How to cite this URL:
Bhardwaj P, Kaushal RK, Gupta H. Kawasaki disease presenting atypically as meningoencephlitis. J Pediatr Neurosci [serial online] 2009 [cited 2023 Dec 5];4:138-9. Available from: https://www.pediatricneurosciences.com/text.asp?2009/4/2/138/57335


Kawasaki disease (KD) is a generalized vasculitis of unknown etiology and a leading cause of acquired heart disease among children living in developed countries, but is still enigmatic in India. There is no laboratory test which can help the clinician in arriving at or confirming a diagnosis of KD. The difficulty is further compounded by the fact that the clinical features gradually evolve over a period of days to a few weeks, and the entire clinical spectrum is not seen at any one particular point of time and sometimes KD may present with atypical presentation. Moreover, it may be difficult to distinguish KD from other common febrile illnesses of childhood and is usually misdiagnosed as viral exanthem more so due to lack of awareness among physicians. Since untreated cases may have coronary abnormalities, including coronary aneurysms about one fourth of the cases and may be fatal if not treated. Hence we are reporting a case of Kawasaki disease presenting as meningoencephlitis.

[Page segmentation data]
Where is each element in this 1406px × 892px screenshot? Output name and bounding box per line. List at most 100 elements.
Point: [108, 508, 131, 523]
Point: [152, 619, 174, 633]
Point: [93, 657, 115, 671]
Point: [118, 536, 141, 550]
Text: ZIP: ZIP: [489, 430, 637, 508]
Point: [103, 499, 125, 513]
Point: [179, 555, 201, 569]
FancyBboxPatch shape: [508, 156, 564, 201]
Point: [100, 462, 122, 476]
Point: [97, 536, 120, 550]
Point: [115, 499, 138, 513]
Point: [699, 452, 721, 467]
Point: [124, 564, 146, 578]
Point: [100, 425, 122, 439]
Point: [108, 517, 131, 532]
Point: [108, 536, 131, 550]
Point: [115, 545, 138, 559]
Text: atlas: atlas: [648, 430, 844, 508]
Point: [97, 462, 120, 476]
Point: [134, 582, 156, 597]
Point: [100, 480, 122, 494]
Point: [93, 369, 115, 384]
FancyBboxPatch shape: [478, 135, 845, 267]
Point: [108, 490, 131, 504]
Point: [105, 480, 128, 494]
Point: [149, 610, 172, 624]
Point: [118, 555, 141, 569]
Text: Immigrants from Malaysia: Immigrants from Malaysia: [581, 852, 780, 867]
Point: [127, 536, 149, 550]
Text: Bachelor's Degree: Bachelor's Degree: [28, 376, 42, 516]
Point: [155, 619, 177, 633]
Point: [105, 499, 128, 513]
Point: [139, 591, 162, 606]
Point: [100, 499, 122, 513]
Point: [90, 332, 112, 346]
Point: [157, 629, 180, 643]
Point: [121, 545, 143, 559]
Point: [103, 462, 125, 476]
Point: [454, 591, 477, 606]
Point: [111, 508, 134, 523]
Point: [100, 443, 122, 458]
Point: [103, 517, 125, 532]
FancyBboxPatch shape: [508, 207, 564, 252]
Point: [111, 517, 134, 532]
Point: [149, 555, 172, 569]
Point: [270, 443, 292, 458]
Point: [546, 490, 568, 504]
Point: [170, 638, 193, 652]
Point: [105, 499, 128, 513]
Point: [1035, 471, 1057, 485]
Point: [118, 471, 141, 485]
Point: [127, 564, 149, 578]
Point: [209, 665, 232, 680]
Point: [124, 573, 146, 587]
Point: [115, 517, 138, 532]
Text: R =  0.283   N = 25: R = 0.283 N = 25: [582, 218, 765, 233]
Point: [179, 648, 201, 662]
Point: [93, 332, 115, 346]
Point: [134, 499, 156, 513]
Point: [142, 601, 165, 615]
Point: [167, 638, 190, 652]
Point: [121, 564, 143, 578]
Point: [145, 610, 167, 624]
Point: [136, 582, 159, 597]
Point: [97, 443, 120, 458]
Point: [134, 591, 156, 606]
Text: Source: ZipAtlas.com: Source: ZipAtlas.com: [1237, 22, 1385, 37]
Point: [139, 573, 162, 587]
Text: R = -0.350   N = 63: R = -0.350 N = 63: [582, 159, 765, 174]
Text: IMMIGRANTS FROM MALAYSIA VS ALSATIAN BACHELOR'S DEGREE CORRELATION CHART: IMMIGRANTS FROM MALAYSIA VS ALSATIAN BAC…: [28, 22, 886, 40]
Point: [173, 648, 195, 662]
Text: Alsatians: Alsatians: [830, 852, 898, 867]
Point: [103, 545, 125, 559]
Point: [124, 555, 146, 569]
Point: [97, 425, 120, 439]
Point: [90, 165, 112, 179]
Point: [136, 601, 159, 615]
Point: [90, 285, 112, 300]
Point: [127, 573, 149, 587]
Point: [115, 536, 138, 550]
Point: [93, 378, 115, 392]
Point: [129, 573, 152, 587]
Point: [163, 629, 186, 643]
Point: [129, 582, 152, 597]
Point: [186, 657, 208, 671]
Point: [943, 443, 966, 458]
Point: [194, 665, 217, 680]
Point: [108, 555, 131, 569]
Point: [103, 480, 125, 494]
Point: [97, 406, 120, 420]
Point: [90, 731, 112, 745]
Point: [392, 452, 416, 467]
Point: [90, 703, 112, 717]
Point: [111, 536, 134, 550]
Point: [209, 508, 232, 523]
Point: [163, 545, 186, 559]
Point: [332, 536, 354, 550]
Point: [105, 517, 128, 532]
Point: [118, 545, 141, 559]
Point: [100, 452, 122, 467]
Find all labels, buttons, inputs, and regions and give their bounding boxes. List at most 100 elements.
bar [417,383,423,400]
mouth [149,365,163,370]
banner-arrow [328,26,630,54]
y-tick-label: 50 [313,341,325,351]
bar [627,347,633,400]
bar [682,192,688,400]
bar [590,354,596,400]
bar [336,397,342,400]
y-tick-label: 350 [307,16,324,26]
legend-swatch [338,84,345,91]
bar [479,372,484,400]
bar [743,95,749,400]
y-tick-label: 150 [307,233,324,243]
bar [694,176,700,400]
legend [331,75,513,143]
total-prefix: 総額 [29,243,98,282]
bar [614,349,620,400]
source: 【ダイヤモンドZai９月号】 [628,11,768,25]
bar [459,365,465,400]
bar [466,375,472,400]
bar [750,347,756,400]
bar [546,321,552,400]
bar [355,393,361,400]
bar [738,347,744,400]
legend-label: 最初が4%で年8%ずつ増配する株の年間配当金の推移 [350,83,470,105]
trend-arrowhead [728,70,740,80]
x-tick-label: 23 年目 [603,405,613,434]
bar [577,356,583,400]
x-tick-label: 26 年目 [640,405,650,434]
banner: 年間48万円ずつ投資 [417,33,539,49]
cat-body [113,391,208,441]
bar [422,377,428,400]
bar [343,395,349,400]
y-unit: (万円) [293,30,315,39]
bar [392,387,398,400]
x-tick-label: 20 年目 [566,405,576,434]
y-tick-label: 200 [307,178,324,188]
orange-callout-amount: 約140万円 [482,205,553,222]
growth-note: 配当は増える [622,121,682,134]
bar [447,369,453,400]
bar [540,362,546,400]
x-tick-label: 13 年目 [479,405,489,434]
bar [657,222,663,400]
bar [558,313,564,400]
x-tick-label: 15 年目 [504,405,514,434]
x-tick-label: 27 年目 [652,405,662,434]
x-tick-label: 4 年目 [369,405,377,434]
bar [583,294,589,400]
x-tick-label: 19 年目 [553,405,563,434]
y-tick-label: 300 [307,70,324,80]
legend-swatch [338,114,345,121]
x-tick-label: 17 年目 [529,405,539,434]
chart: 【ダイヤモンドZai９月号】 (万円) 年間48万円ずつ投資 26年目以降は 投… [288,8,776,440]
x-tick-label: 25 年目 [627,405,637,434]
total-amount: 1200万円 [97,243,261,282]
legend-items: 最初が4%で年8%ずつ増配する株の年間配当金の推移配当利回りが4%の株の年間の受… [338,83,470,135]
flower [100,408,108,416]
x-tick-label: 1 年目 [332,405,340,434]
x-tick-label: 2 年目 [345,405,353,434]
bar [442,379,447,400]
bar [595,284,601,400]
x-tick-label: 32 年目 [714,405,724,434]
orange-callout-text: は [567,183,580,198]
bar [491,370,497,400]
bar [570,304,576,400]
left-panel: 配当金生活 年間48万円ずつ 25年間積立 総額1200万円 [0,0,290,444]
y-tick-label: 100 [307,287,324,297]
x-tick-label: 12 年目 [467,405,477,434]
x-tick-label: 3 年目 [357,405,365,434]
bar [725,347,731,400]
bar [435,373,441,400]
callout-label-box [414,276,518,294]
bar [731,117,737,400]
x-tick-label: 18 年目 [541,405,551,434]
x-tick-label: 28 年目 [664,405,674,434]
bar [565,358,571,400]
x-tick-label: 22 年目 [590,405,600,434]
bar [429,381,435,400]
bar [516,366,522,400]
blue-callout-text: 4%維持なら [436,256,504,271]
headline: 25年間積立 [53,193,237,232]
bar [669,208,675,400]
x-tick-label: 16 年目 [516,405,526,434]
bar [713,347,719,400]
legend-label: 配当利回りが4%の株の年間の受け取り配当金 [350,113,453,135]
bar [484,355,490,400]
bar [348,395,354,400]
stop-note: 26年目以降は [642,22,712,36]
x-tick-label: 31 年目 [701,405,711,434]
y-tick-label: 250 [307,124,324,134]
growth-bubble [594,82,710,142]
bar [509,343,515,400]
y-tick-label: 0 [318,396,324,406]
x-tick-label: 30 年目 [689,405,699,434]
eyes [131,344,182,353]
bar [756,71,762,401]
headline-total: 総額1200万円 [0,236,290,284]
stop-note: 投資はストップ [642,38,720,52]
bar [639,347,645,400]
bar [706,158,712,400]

- [Task]:
Answer the following about the Kawasaki disease text.
(a) In which journal was the article published, according to the citation?
(b) Among children living in developed countries, Kawasaki disease is a leading cause of what?
(c) What is Kawasaki disease usually misdiagnosed as?

- [Answer for the task]:
(a) J Pediatr Neurosci
(b) Acquired heart disease
(c) Viral exanthem